# [Records shown]
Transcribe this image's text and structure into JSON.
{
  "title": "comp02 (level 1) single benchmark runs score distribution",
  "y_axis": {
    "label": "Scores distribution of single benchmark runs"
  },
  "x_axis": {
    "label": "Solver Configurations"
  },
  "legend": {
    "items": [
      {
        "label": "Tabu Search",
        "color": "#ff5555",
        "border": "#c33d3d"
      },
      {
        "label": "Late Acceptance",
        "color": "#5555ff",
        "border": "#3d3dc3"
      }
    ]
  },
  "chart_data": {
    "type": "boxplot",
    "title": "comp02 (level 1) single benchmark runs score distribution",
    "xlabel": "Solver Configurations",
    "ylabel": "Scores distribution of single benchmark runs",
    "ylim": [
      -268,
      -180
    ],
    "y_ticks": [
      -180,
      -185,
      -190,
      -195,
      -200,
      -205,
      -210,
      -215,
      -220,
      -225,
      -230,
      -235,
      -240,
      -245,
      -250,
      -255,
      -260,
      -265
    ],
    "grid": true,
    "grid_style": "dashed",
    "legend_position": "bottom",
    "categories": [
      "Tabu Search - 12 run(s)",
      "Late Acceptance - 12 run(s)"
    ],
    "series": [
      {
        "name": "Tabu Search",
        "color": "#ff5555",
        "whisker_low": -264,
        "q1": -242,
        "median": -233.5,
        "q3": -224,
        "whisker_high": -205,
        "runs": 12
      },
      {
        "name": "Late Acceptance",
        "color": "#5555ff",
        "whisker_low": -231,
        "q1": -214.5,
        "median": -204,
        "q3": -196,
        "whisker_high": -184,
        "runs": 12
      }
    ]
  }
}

# [Written instruction]
Report back each line of the entries that holds the string "distribution".

# [Solution to this problem]
  "title": "comp02 (level 1) single benchmark runs score distribution",
    "label": "Scores distribution of single benchmark runs"
    "title": "comp02 (level 1) single benchmark runs score distribution",
    "ylabel": "Scores distribution of single benchmark runs",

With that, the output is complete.